• STATED GOAL: Repeat every record below exactly, leaving out the pictures.

• EXTRACTED INFORMATION:
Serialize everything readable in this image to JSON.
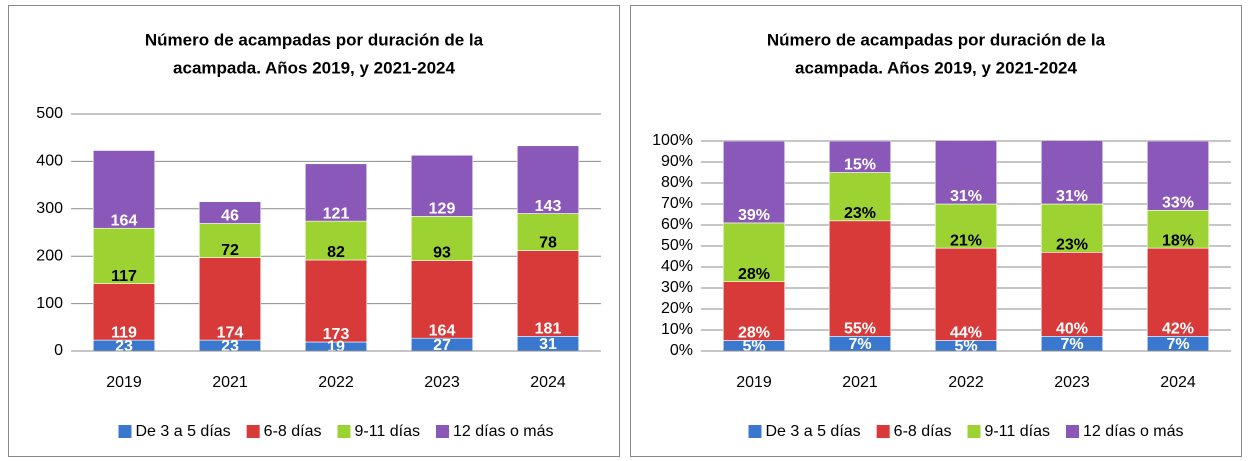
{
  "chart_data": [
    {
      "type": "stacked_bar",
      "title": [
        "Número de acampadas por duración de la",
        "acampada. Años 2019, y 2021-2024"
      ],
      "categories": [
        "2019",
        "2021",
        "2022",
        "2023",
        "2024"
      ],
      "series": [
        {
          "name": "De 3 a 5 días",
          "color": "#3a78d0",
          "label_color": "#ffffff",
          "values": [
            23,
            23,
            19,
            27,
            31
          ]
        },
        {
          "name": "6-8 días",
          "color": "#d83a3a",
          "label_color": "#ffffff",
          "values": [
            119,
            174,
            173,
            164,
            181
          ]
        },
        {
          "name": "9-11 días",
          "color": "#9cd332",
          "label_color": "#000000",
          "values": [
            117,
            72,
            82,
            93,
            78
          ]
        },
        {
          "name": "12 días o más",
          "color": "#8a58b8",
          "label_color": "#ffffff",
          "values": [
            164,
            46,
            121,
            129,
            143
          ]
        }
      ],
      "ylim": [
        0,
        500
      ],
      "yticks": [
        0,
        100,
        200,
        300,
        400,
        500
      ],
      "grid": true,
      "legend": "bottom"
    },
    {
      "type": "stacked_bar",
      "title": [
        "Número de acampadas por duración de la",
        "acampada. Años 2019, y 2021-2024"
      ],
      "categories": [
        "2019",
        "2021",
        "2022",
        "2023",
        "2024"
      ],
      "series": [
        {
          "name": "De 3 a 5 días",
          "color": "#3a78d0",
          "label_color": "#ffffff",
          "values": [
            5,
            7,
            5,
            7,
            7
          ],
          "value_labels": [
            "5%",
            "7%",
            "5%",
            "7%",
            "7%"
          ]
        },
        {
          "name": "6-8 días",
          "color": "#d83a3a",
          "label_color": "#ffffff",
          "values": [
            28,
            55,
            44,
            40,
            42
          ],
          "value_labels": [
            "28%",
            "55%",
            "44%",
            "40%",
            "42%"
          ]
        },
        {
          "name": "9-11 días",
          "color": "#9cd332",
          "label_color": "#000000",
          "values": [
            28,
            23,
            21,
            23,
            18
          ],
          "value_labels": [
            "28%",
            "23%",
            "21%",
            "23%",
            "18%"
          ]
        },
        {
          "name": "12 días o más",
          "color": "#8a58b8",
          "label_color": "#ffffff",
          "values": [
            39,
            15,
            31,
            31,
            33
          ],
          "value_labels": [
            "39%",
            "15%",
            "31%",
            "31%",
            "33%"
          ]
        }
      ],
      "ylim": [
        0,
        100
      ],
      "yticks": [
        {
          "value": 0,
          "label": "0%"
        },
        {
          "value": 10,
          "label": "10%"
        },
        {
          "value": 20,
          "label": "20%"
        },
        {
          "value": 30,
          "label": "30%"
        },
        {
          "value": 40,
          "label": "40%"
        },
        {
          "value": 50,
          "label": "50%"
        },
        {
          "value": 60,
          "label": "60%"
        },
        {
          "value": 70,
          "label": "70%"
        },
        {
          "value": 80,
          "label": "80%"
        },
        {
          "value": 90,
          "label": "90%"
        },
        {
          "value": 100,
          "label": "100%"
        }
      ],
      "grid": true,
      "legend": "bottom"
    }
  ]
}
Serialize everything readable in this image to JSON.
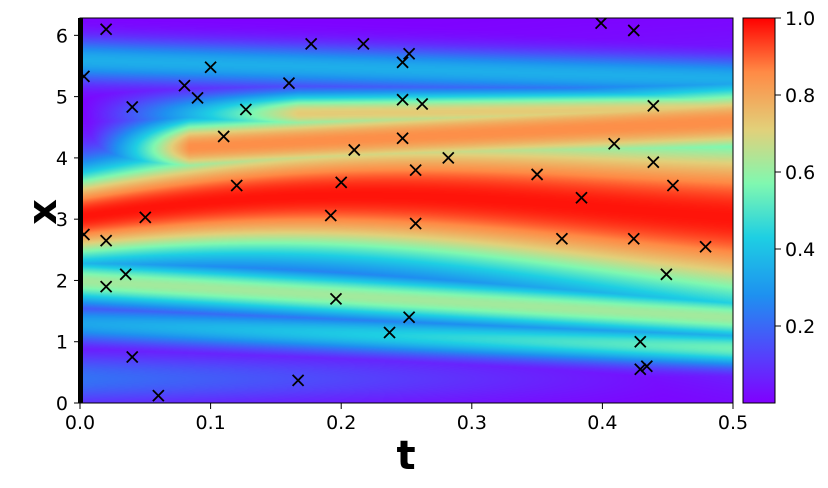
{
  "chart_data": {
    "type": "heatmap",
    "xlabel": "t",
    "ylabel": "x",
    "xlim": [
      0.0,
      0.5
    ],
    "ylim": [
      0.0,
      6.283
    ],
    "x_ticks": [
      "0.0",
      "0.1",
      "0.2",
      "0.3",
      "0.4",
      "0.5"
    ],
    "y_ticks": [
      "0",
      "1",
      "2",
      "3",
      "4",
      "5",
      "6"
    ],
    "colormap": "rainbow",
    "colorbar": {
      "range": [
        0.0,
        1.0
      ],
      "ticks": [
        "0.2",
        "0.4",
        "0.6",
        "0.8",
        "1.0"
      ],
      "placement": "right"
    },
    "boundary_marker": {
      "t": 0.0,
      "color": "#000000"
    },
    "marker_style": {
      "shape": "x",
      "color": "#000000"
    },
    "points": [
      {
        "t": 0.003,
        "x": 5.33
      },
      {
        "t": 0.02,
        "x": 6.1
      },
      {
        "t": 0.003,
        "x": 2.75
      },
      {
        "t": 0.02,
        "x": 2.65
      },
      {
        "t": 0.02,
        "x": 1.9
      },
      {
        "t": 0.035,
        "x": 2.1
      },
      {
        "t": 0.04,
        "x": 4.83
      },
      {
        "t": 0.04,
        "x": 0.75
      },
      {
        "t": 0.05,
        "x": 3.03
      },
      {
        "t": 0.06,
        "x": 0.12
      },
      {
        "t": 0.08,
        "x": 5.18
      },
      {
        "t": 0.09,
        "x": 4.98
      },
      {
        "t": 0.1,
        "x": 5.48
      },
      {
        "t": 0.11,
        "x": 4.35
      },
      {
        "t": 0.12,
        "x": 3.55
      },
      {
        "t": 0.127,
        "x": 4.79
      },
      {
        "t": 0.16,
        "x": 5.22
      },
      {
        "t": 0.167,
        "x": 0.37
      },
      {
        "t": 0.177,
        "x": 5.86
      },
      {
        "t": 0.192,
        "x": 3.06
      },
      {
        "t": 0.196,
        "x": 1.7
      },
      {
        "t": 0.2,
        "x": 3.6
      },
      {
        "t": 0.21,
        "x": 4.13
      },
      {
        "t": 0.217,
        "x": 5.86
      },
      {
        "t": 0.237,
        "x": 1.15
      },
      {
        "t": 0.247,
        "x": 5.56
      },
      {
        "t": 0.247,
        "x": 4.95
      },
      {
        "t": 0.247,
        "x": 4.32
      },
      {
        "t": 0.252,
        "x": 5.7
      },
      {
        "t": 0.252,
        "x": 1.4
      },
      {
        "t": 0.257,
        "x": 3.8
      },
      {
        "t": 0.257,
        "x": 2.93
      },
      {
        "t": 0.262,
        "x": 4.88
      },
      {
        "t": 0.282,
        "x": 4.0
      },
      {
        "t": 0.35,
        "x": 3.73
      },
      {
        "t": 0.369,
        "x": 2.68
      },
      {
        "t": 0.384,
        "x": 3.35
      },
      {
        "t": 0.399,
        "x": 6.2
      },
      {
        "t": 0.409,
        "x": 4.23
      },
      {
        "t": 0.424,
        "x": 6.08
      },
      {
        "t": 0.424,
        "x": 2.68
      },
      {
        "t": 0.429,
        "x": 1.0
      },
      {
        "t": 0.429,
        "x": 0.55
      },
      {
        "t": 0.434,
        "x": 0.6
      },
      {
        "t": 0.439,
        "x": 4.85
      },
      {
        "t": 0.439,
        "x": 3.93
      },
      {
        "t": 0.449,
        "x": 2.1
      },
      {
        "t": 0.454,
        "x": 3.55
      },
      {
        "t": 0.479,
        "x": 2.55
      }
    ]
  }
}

• FINISHED EXERCISE:
Serialize everything readable in this image to JSON.
{
  "chart_data": [
    {
      "type": "stacked_bar",
      "title": [
        "Número de acampadas por duración de la",
        "acampada. Años 2019, y 2021-2024"
      ],
      "categories": [
        "2019",
        "2021",
        "2022",
        "2023",
        "2024"
      ],
      "series": [
        {
          "name": "De 3 a 5 días",
          "color": "#3a78d0",
          "label_color": "#ffffff",
          "values": [
            23,
            23,
            19,
            27,
            31
          ]
        },
        {
          "name": "6-8 días",
          "color": "#d83a3a",
          "label_color": "#ffffff",
          "values": [
            119,
            174,
            173,
            164,
            181
          ]
        },
        {
          "name": "9-11 días",
          "color": "#9cd332",
          "label_color": "#000000",
          "values": [
            117,
            72,
            82,
            93,
            78
          ]
        },
        {
          "name": "12 días o más",
          "color": "#8a58b8",
          "label_color": "#ffffff",
          "values": [
            164,
            46,
            121,
            129,
            143
          ]
        }
      ],
      "ylim": [
        0,
        500
      ],
      "yticks": [
        0,
        100,
        200,
        300,
        400,
        500
      ],
      "grid": true,
      "legend": "bottom"
    },
    {
      "type": "stacked_bar",
      "title": [
        "Número de acampadas por duración de la",
        "acampada. Años 2019, y 2021-2024"
      ],
      "categories": [
        "2019",
        "2021",
        "2022",
        "2023",
        "2024"
      ],
      "series": [
        {
          "name": "De 3 a 5 días",
          "color": "#3a78d0",
          "label_color": "#ffffff",
          "values": [
            5,
            7,
            5,
            7,
            7
          ],
          "value_labels": [
            "5%",
            "7%",
            "5%",
            "7%",
            "7%"
          ]
        },
        {
          "name": "6-8 días",
          "color": "#d83a3a",
          "label_color": "#ffffff",
          "values": [
            28,
            55,
            44,
            40,
            42
          ],
          "value_labels": [
            "28%",
            "55%",
            "44%",
            "40%",
            "42%"
          ]
        },
        {
          "name": "9-11 días",
          "color": "#9cd332",
          "label_color": "#000000",
          "values": [
            28,
            23,
            21,
            23,
            18
          ],
          "value_labels": [
            "28%",
            "23%",
            "21%",
            "23%",
            "18%"
          ]
        },
        {
          "name": "12 días o más",
          "color": "#8a58b8",
          "label_color": "#ffffff",
          "values": [
            39,
            15,
            31,
            31,
            33
          ],
          "value_labels": [
            "39%",
            "15%",
            "31%",
            "31%",
            "33%"
          ]
        }
      ],
      "ylim": [
        0,
        100
      ],
      "yticks": [
        {
          "value": 0,
          "label": "0%"
        },
        {
          "value": 10,
          "label": "10%"
        },
        {
          "value": 20,
          "label": "20%"
        },
        {
          "value": 30,
          "label": "30%"
        },
        {
          "value": 40,
          "label": "40%"
        },
        {
          "value": 50,
          "label": "50%"
        },
        {
          "value": 60,
          "label": "60%"
        },
        {
          "value": 70,
          "label": "70%"
        },
        {
          "value": 80,
          "label": "80%"
        },
        {
          "value": 90,
          "label": "90%"
        },
        {
          "value": 100,
          "label": "100%"
        }
      ],
      "grid": true,
      "legend": "bottom"
    }
  ]
}
Serialize everything readable in this image to JSON.
{
  "chart_data": {
    "type": "heatmap",
    "xlabel": "t",
    "ylabel": "x",
    "xlim": [
      0.0,
      0.5
    ],
    "ylim": [
      0.0,
      6.283
    ],
    "x_ticks": [
      "0.0",
      "0.1",
      "0.2",
      "0.3",
      "0.4",
      "0.5"
    ],
    "y_ticks": [
      "0",
      "1",
      "2",
      "3",
      "4",
      "5",
      "6"
    ],
    "colormap": "rainbow",
    "colorbar": {
      "range": [
        0.0,
        1.0
      ],
      "ticks": [
        "0.2",
        "0.4",
        "0.6",
        "0.8",
        "1.0"
      ],
      "placement": "right"
    },
    "boundary_marker": {
      "t": 0.0,
      "color": "#000000"
    },
    "marker_style": {
      "shape": "x",
      "color": "#000000"
    },
    "points": [
      {
        "t": 0.003,
        "x": 5.33
      },
      {
        "t": 0.02,
        "x": 6.1
      },
      {
        "t": 0.003,
        "x": 2.75
      },
      {
        "t": 0.02,
        "x": 2.65
      },
      {
        "t": 0.02,
        "x": 1.9
      },
      {
        "t": 0.035,
        "x": 2.1
      },
      {
        "t": 0.04,
        "x": 4.83
      },
      {
        "t": 0.04,
        "x": 0.75
      },
      {
        "t": 0.05,
        "x": 3.03
      },
      {
        "t": 0.06,
        "x": 0.12
      },
      {
        "t": 0.08,
        "x": 5.18
      },
      {
        "t": 0.09,
        "x": 4.98
      },
      {
        "t": 0.1,
        "x": 5.48
      },
      {
        "t": 0.11,
        "x": 4.35
      },
      {
        "t": 0.12,
        "x": 3.55
      },
      {
        "t": 0.127,
        "x": 4.79
      },
      {
        "t": 0.16,
        "x": 5.22
      },
      {
        "t": 0.167,
        "x": 0.37
      },
      {
        "t": 0.177,
        "x": 5.86
      },
      {
        "t": 0.192,
        "x": 3.06
      },
      {
        "t": 0.196,
        "x": 1.7
      },
      {
        "t": 0.2,
        "x": 3.6
      },
      {
        "t": 0.21,
        "x": 4.13
      },
      {
        "t": 0.217,
        "x": 5.86
      },
      {
        "t": 0.237,
        "x": 1.15
      },
      {
        "t": 0.247,
        "x": 5.56
      },
      {
        "t": 0.247,
        "x": 4.95
      },
      {
        "t": 0.247,
        "x": 4.32
      },
      {
        "t": 0.252,
        "x": 5.7
      },
      {
        "t": 0.252,
        "x": 1.4
      },
      {
        "t": 0.257,
        "x": 3.8
      },
      {
        "t": 0.257,
        "x": 2.93
      },
      {
        "t": 0.262,
        "x": 4.88
      },
      {
        "t": 0.282,
        "x": 4.0
      },
      {
        "t": 0.35,
        "x": 3.73
      },
      {
        "t": 0.369,
        "x": 2.68
      },
      {
        "t": 0.384,
        "x": 3.35
      },
      {
        "t": 0.399,
        "x": 6.2
      },
      {
        "t": 0.409,
        "x": 4.23
      },
      {
        "t": 0.424,
        "x": 6.08
      },
      {
        "t": 0.424,
        "x": 2.68
      },
      {
        "t": 0.429,
        "x": 1.0
      },
      {
        "t": 0.429,
        "x": 0.55
      },
      {
        "t": 0.434,
        "x": 0.6
      },
      {
        "t": 0.439,
        "x": 4.85
      },
      {
        "t": 0.439,
        "x": 3.93
      },
      {
        "t": 0.449,
        "x": 2.1
      },
      {
        "t": 0.454,
        "x": 3.55
      },
      {
        "t": 0.479,
        "x": 2.55
      }
    ]
  }
}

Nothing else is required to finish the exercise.